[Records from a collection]
---

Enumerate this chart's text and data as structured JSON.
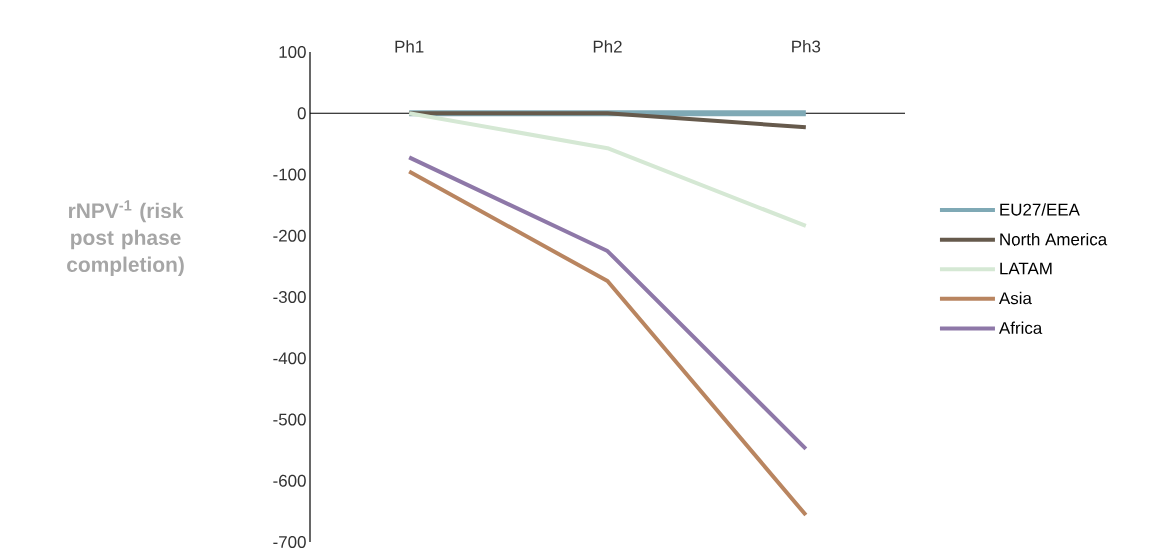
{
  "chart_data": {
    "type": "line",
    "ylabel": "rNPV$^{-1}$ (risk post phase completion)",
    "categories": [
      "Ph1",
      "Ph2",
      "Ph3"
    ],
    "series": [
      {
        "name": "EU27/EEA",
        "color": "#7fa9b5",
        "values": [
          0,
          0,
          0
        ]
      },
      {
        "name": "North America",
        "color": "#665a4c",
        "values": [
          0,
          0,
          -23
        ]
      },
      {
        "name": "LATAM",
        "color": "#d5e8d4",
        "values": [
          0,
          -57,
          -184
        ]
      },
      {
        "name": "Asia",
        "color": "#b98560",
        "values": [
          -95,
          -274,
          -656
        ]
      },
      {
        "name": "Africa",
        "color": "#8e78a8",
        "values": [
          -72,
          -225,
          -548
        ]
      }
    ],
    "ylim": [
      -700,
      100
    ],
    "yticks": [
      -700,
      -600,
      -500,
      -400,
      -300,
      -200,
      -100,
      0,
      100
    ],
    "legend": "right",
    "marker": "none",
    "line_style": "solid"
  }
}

---

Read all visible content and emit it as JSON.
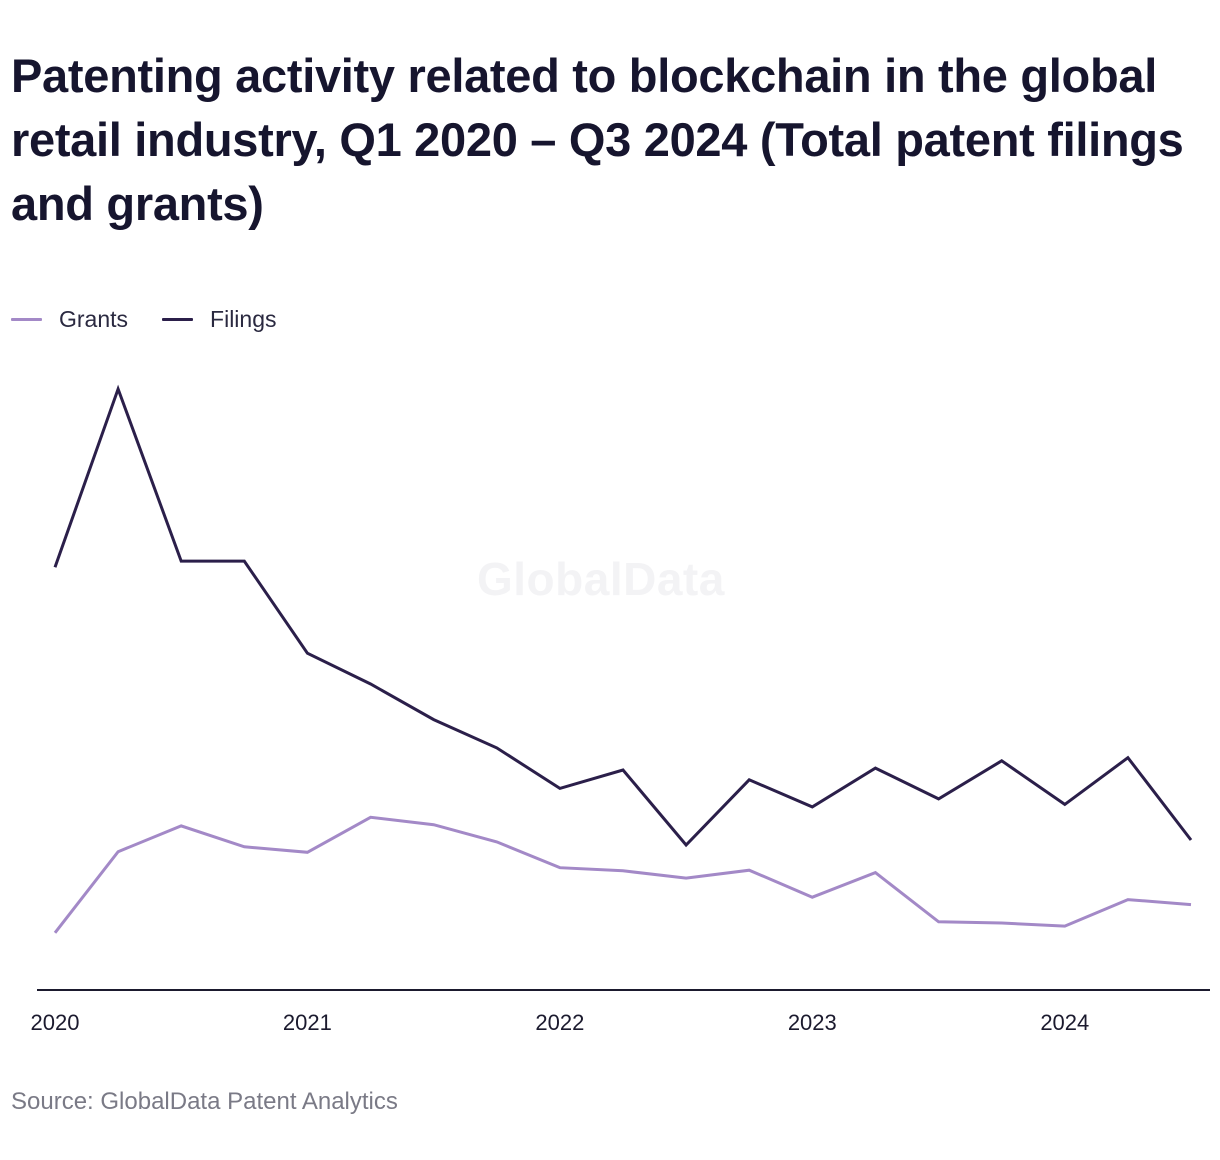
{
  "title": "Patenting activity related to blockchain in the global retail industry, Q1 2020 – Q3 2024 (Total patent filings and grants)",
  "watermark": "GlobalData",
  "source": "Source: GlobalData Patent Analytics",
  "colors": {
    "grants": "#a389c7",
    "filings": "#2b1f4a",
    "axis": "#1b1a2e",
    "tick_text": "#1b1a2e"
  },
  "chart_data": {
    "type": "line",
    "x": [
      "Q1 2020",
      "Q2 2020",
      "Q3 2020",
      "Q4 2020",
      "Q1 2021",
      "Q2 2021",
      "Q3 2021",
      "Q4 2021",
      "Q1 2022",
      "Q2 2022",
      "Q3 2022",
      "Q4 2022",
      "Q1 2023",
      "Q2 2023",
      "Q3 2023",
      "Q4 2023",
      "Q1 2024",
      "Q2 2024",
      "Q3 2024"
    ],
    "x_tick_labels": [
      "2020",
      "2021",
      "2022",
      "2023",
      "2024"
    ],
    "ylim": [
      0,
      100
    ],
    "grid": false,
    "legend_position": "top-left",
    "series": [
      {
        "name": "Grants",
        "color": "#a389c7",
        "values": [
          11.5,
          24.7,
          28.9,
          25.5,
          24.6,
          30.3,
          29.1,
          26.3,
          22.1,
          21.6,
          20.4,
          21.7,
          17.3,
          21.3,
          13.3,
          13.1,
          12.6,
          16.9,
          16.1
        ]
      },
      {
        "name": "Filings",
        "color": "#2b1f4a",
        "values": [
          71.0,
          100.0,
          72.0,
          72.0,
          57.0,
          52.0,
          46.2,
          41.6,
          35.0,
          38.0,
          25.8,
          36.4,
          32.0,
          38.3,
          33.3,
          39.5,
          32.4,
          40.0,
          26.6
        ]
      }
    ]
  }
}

---

● STATED EXERCISE:
Extract from the data every line where "GlobalData" shows up.

● ANSWER TO THE PROBLEM:
  "watermark": "GlobalData",
  "source": "Source: GlobalData Patent Analytics",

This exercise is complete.